## Written request
Please write out the complete listing that follows, exactly as it reads.

## Records provided

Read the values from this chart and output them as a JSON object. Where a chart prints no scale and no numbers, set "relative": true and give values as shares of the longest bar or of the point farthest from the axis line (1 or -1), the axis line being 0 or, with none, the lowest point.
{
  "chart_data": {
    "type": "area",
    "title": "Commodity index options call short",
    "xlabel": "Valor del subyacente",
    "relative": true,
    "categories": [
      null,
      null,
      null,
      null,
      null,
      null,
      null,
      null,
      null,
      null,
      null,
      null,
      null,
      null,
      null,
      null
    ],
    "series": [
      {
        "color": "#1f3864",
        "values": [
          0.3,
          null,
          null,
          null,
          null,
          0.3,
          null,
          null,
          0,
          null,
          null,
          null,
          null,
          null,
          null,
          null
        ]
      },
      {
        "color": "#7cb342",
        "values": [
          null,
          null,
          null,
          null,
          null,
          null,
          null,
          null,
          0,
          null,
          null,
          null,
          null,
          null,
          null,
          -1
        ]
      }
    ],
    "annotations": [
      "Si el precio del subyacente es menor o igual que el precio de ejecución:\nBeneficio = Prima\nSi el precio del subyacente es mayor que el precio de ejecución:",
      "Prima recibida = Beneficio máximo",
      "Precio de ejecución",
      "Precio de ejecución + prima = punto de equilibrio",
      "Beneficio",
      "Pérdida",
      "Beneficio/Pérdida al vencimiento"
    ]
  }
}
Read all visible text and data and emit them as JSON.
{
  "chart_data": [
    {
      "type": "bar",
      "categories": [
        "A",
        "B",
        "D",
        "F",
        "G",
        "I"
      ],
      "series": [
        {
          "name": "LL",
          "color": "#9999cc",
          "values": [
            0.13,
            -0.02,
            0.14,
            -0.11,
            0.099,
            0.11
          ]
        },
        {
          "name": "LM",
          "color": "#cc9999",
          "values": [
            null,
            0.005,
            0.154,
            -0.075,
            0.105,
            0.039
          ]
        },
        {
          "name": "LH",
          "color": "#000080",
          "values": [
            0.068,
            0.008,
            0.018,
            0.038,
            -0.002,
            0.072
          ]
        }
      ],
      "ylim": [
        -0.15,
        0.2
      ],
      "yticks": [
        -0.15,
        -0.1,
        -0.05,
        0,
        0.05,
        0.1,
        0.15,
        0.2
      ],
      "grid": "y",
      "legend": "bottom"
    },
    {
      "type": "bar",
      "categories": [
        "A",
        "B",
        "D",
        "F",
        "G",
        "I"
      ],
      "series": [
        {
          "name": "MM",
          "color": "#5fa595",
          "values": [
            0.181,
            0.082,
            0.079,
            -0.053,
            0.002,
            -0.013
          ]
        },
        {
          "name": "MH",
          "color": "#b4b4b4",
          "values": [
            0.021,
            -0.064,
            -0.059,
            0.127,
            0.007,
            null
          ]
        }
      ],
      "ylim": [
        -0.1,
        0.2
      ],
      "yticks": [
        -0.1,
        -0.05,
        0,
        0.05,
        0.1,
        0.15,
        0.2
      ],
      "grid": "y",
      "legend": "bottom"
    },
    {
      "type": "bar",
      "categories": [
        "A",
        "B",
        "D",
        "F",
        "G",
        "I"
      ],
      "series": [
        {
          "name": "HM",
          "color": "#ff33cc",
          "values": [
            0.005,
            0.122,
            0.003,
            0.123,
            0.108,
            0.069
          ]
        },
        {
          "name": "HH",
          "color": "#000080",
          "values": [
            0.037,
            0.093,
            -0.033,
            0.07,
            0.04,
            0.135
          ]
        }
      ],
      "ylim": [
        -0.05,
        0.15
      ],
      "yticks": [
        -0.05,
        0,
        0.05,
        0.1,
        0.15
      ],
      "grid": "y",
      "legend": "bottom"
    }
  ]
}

## The solution
Read the values from this chart and output them as a JSON object. Where a chart prints no scale and no numbers, set "relative": true and give values as shares of the longest bar or of the point farthest from the axis line (1 or -1), the axis line being 0 or, with none, the lowest point.
{
  "chart_data": {
    "type": "area",
    "title": "Commodity index options call short",
    "xlabel": "Valor del subyacente",
    "relative": true,
    "categories": [
      null,
      null,
      null,
      null,
      null,
      null,
      null,
      null,
      null,
      null,
      null,
      null,
      null,
      null,
      null,
      null
    ],
    "series": [
      {
        "color": "#1f3864",
        "values": [
          0.3,
          null,
          null,
          null,
          null,
          0.3,
          null,
          null,
          0,
          null,
          null,
          null,
          null,
          null,
          null,
          null
        ]
      },
      {
        "color": "#7cb342",
        "values": [
          null,
          null,
          null,
          null,
          null,
          null,
          null,
          null,
          0,
          null,
          null,
          null,
          null,
          null,
          null,
          -1
        ]
      }
    ],
    "annotations": [
      "Si el precio del subyacente es menor o igual que el precio de ejecución:\nBeneficio = Prima\nSi el precio del subyacente es mayor que el precio de ejecución:",
      "Prima recibida = Beneficio máximo",
      "Precio de ejecución",
      "Precio de ejecución + prima = punto de equilibrio",
      "Beneficio",
      "Pérdida",
      "Beneficio/Pérdida al vencimiento"
    ]
  }
}
Read all visible text and data and emit them as JSON.
{
  "chart_data": [
    {
      "type": "bar",
      "categories": [
        "A",
        "B",
        "D",
        "F",
        "G",
        "I"
      ],
      "series": [
        {
          "name": "LL",
          "color": "#9999cc",
          "values": [
            0.13,
            -0.02,
            0.14,
            -0.11,
            0.099,
            0.11
          ]
        },
        {
          "name": "LM",
          "color": "#cc9999",
          "values": [
            null,
            0.005,
            0.154,
            -0.075,
            0.105,
            0.039
          ]
        },
        {
          "name": "LH",
          "color": "#000080",
          "values": [
            0.068,
            0.008,
            0.018,
            0.038,
            -0.002,
            0.072
          ]
        }
      ],
      "ylim": [
        -0.15,
        0.2
      ],
      "yticks": [
        -0.15,
        -0.1,
        -0.05,
        0,
        0.05,
        0.1,
        0.15,
        0.2
      ],
      "grid": "y",
      "legend": "bottom"
    },
    {
      "type": "bar",
      "categories": [
        "A",
        "B",
        "D",
        "F",
        "G",
        "I"
      ],
      "series": [
        {
          "name": "MM",
          "color": "#5fa595",
          "values": [
            0.181,
            0.082,
            0.079,
            -0.053,
            0.002,
            -0.013
          ]
        },
        {
          "name": "MH",
          "color": "#b4b4b4",
          "values": [
            0.021,
            -0.064,
            -0.059,
            0.127,
            0.007,
            null
          ]
        }
      ],
      "ylim": [
        -0.1,
        0.2
      ],
      "yticks": [
        -0.1,
        -0.05,
        0,
        0.05,
        0.1,
        0.15,
        0.2
      ],
      "grid": "y",
      "legend": "bottom"
    },
    {
      "type": "bar",
      "categories": [
        "A",
        "B",
        "D",
        "F",
        "G",
        "I"
      ],
      "series": [
        {
          "name": "HM",
          "color": "#ff33cc",
          "values": [
            0.005,
            0.122,
            0.003,
            0.123,
            0.108,
            0.069
          ]
        },
        {
          "name": "HH",
          "color": "#000080",
          "values": [
            0.037,
            0.093,
            -0.033,
            0.07,
            0.04,
            0.135
          ]
        }
      ],
      "ylim": [
        -0.05,
        0.15
      ],
      "yticks": [
        -0.05,
        0,
        0.05,
        0.1,
        0.15
      ],
      "grid": "y",
      "legend": "bottom"
    }
  ]
}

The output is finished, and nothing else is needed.